_REQUIRED TASK_
Exactly reproduce the lines from the line bearing "Give me a plain-text" through the end of the listing, inclusive of both; pictures are to be omitted.

[Collected data]
--- START ---
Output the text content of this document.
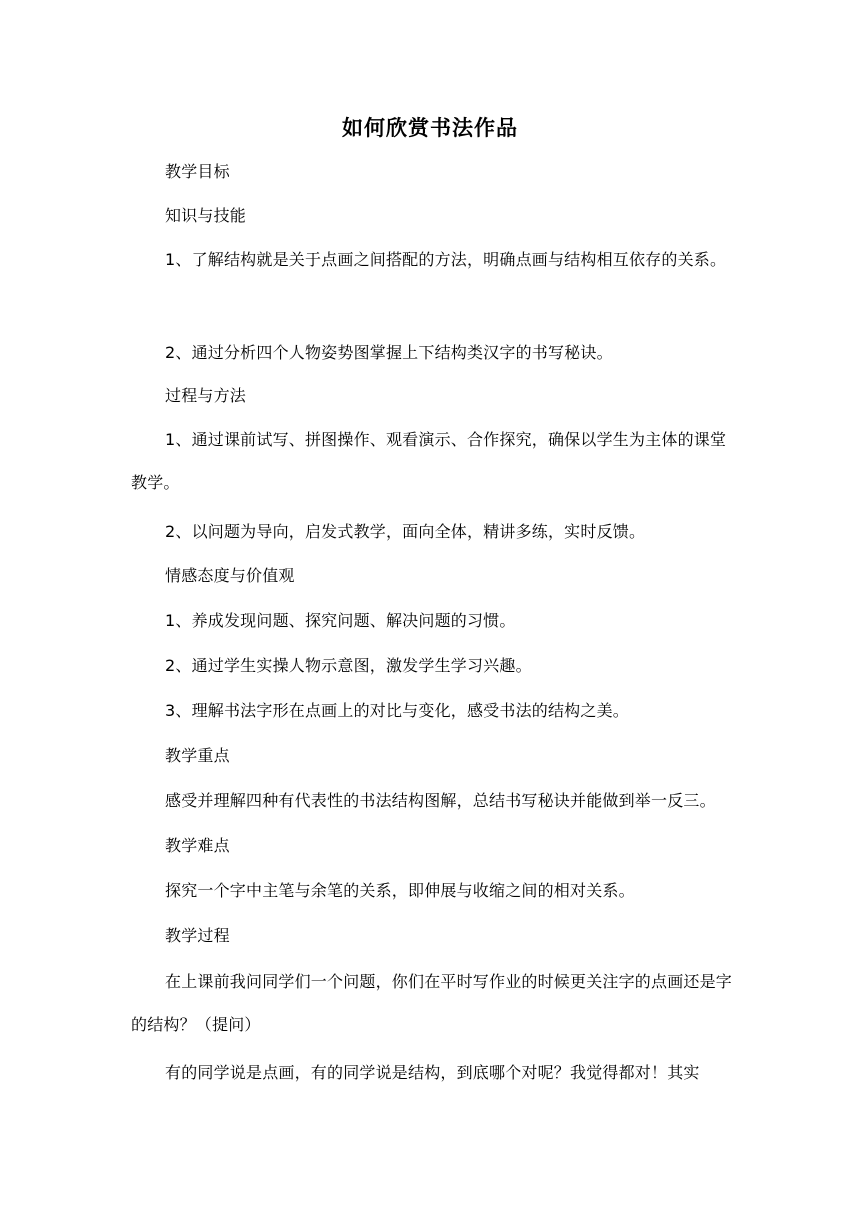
如何欣赏书法作品

教学目标

知识与技能

1、了解结构就是关于点画之间搭配的方法，明确点画与结构相互依存的关系。

2、通过分析四个人物姿势图掌握上下结构类汉字的书写秘诀。

过程与方法

1、通过课前试写、拼图操作、观看演示、合作探究，确保以学生为主体的课堂教学。

2、以问题为导向，启发式教学，面向全体，精讲多练，实时反馈。

情感态度与价值观

1、养成发现问题、探究问题、解决问题的习惯。

2、通过学生实操人物示意图，激发学生学习兴趣。

3、理解书法字形在点画上的对比与变化，感受书法的结构之美。

教学重点

感受并理解四种有代表性的书法结构图解，总结书写秘诀并能做到举一反三。

教学难点

探究一个字中主笔与余笔的关系，即伸展与收缩之间的相对关系。

教学过程

在上课前我问同学们一个问题，你们在平时写作业的时候更关注字的点画还是字的结构？（提问）

有的同学说是点画，有的同学说是结构，到底哪个对呢？我觉得都对！其实
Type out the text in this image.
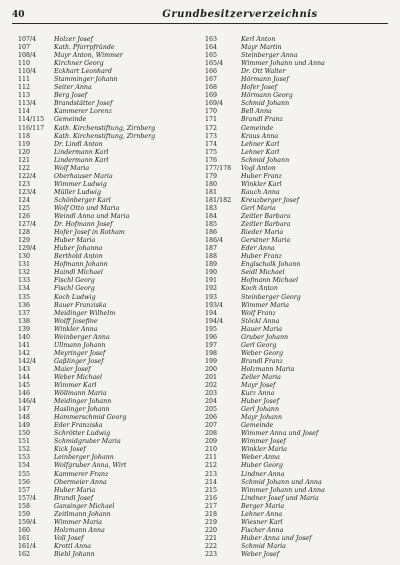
40	Grundbesitzerverzeichnis
107/4	Holzer Josef
107	Kath. Pfarrpfründe
108/4	Mayr Anton, Wimmer
110	Kirchner Georg
110/4	Eckhart Leonhard
111	Stamminger Johann
112	Seiter Anna
113	Berg Josef
113/4	Brandstätter Josef
114	Kammerer Lorenz
114/115	Gemeinde
116/117	Kath. Kirchenstiftung, Zirnberg
118	Kath. Kirchenstiftung, Zirnberg
119	Dr. Lindl Anton
120	Lindermann Karl
121	Lindermann Karl
122	Wolf Maria
122/4	Oberhauser Maria
123	Wimmer Ludwig
123/4	Müller Ludwig
124	Schönberger Karl
125	Wolf Otto und Maria
126	Weindl Anna und Maria
127/4	Dr. Hofmann Josef
128	Hofer Josef in Rotham
129	Huber Maria
129/4	Huber Johanna
130	Berthold Anton
131	Hofmann Johann
132	Haindl Michael
133	Fischl Georg
134	Fischl Georg
135	Koch Ludwig
136	Bauer Franziska
137	Meidinger Wilhelm
138	Wolff Josefine
139	Winkler Anna
140	Weinberger Anna
141	Ullmann Johann
142	Meyringer Josef
142/4	Gaßlinger Josef
143	Maier Josef
144	Weber Michael
145	Wimmer Karl
146	Wöllmann Maria
146/4	Meidinger Johann
147	Haslinger Johann
148	Hammerschmid Georg
149	Eder Franziska
150	Schrötter Ludwig
151	Schmidgruber Maria
152	Kick Josef
153	Leinberger Johann
154	Wolfgruber Anna, Wirt
155	Kammerer Franz
156	Obermeier Anna
157	Huber Maria
157/4	Brandl Josef
158	Gansinger Michael
159	Zeitlmann Johann
159/4	Wimmer Maria
160	Holzmann Anna
161	Voll Josef
161/4	Krottl Anna
162	Biebl Johann
163	Kerl Anton
164	Mayr Martin
165	Steinberger Anna
165/4	Wimmer Johann und Anna
166	Dr. Ott Walter
167	Hörmann Josef
168	Hofer Josef
169	Hörmann Georg
169/4	Schmid Johann
170	Bell Anna
171	Brandl Franz
172	Gemeinde
173	Kraus Anna
174	Lehner Karl
175	Lehner Karl
176	Schmid Johann
177/178	Vogl Anton
179	Huber Franz
180	Winkler Karl
181	Rauch Anna
181/182	Kreuzberger Josef
183	Gerl Maria
184	Zeitler Barbara
185	Zeitler Barbara
186	Rieder Maria
186/4	Gerstner Maria
187	Eder Anna
188	Huber Franz
189	Englschalk Johann
190	Seidl Michael
191	Hofmann Michael
192	Koch Anton
193	Steinberger Georg
193/4	Wimmer Maria
194	Wolf Franz
194/4	Stöckl Anna
195	Hauer Maria
196	Gruber Johann
197	Gerl Georg
198	Weber Georg
199	Brandl Franz
200	Holzmann Maria
201	Zeller Maria
202	Mayr Josef
203	Kurz Anna
204	Huber Josef
205	Gerl Johann
206	Mayr Johann
207	Gemeinde
208	Wimmer Anna und Josef
209	Wimmer Josef
210	Winkler Maria
211	Weber Anna
212	Huber Georg
213	Lindner Anna
214	Schmid Johann und Anna
215	Wimmer Johann und Anna
216	Lindner Josef und Maria
217	Berger Maria
218	Lehner Anna
219	Wiesner Karl
220	Fischer Anna
221	Huber Anna und Josef
222	Schmid Maria
223	Weber Josef
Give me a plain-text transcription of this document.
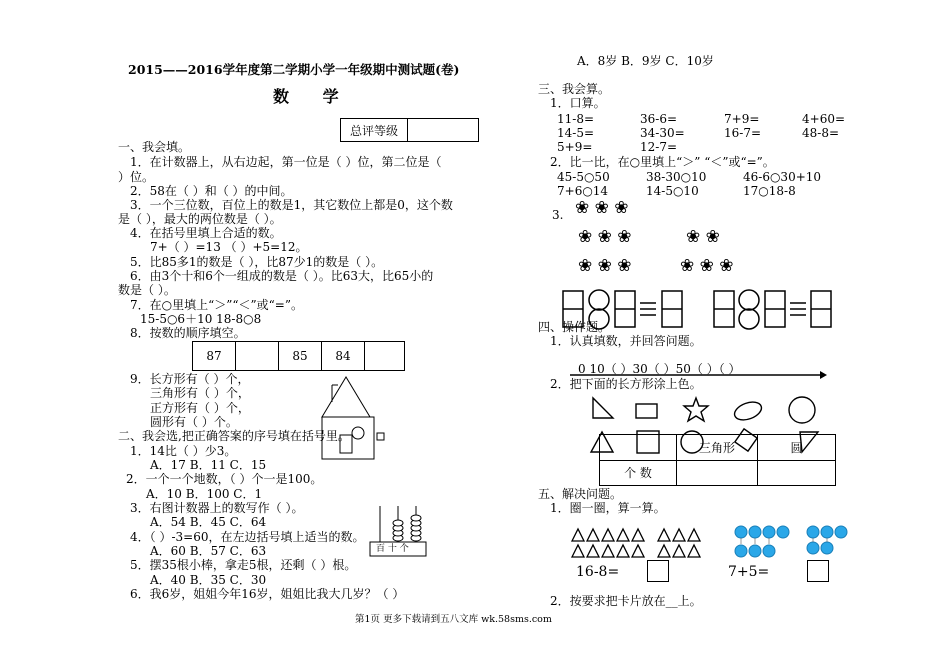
2015——2016学年度第二学期小学一年级期中测试题(卷)
数 学
总评等级	
一、我会填。
1．在计数器上，从右边起，第一位是（ ）位，第二位是（
）位。
2．58在（ ）和（ ）的中间。
3．一个三位数，百位上的数是1，其它数位上都是0，这个数
是（ ），最大的两位数是（ ）。
4．在括号里填上合适的数。
7+（ ）=13 （ ）+5=12。
5．比85多1的数是（ ），比87少1的数是（ ）。
6．由3个十和6个一组成的数是（ ）。比63大，比65小的
数是（ ）。
7．在○里填上“＞”“＜”或“=”。
15-5○6＋10 18-8○8
8．按数的顺序填空。
87		85	84	
9．长方形有（ ）个，
三角形有（ ）个，
正方形有（ ）个，
圆形有（ ）个。
二、我会选,把正确答案的序号填在括号里。
1．14比（ ）少3。
A．17 B．11 C．15
2．一个一个地数，（ ）个一是100。
A．10 B．100 C．1
3．右图计数器上的数写作（ ）。
A．54 B．45 C．64
4．（ ）-3=60，在左边括号填上适当的数。
A．60 B．57 C．63
5．摆35根小棒，拿走5根，还剩（ ）根。
A．40 B．35 C．30
6．我6岁，姐姐今年16岁，姐姐比我大几岁？（ ）
百 十 个
A．8岁 B．9岁 C．10岁
三、我会算。
1．口算。
11-8=	36-6=	7+9=	4+60=
14-5=	34-30=	16-7=	48-8=
5+9=	12-7=
2．比一比，在○里填上“＞” “＜”或“=”。
45-5○50	38-30○10	46-6○30+10
7+6○14	14-5○10	17○18-8
3. ❀ ❀ ❀
❀ ❀ ❀	❀ ❀
❀ ❀ ❀	❀ ❀ ❀
四、操作题。
1．认真填数，并回答问题。
0 10（ ）30（ ）50（ ）（ ）
2．把下面的长方形涂上色。
	三角形	圆
个 数		
五、解决问题。
1．圈一圈，算一算。
16-8=	7+5=
2．按要求把卡片放在__上。
第1页 更多下载请到五八文库 wk.58sms.com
--- END ---
_THE COMPLETED TASK_
Give me a plain-text transcription of this document.
2015——2016学年度第二学期小学一年级期中测试题(卷)
数 学
总评等级	
一、我会填。
1．在计数器上，从右边起，第一位是（ ）位，第二位是（
）位。
2．58在（ ）和（ ）的中间。
3．一个三位数，百位上的数是1，其它数位上都是0，这个数
是（ ），最大的两位数是（ ）。
4．在括号里填上合适的数。
7+（ ）=13 （ ）+5=12。
5．比85多1的数是（ ），比87少1的数是（ ）。
6．由3个十和6个一组成的数是（ ）。比63大，比65小的
数是（ ）。
7．在○里填上“＞”“＜”或“=”。
15-5○6＋10 18-8○8
8．按数的顺序填空。
87		85	84	
9．长方形有（ ）个，
三角形有（ ）个，
正方形有（ ）个，
圆形有（ ）个。
二、我会选,把正确答案的序号填在括号里。
1．14比（ ）少3。
A．17 B．11 C．15
2．一个一个地数，（ ）个一是100。
A．10 B．100 C．1
3．右图计数器上的数写作（ ）。
A．54 B．45 C．64
4．（ ）-3=60，在左边括号填上适当的数。
A．60 B．57 C．63
5．摆35根小棒，拿走5根，还剩（ ）根。
A．40 B．35 C．30
6．我6岁，姐姐今年16岁，姐姐比我大几岁？（ ）
百 十 个
A．8岁 B．9岁 C．10岁
三、我会算。
1．口算。
11-8=	36-6=	7+9=	4+60=
14-5=	34-30=	16-7=	48-8=
5+9=	12-7=
2．比一比，在○里填上“＞” “＜”或“=”。
45-5○50	38-30○10	46-6○30+10
7+6○14	14-5○10	17○18-8
3. ❀ ❀ ❀
❀ ❀ ❀	❀ ❀
❀ ❀ ❀	❀ ❀ ❀
四、操作题。
1．认真填数，并回答问题。
0 10（ ）30（ ）50（ ）（ ）
2．把下面的长方形涂上色。
	三角形	圆
个 数		
五、解决问题。
1．圈一圈，算一算。
16-8=	7+5=
2．按要求把卡片放在__上。
第1页 更多下载请到五八文库 wk.58sms.com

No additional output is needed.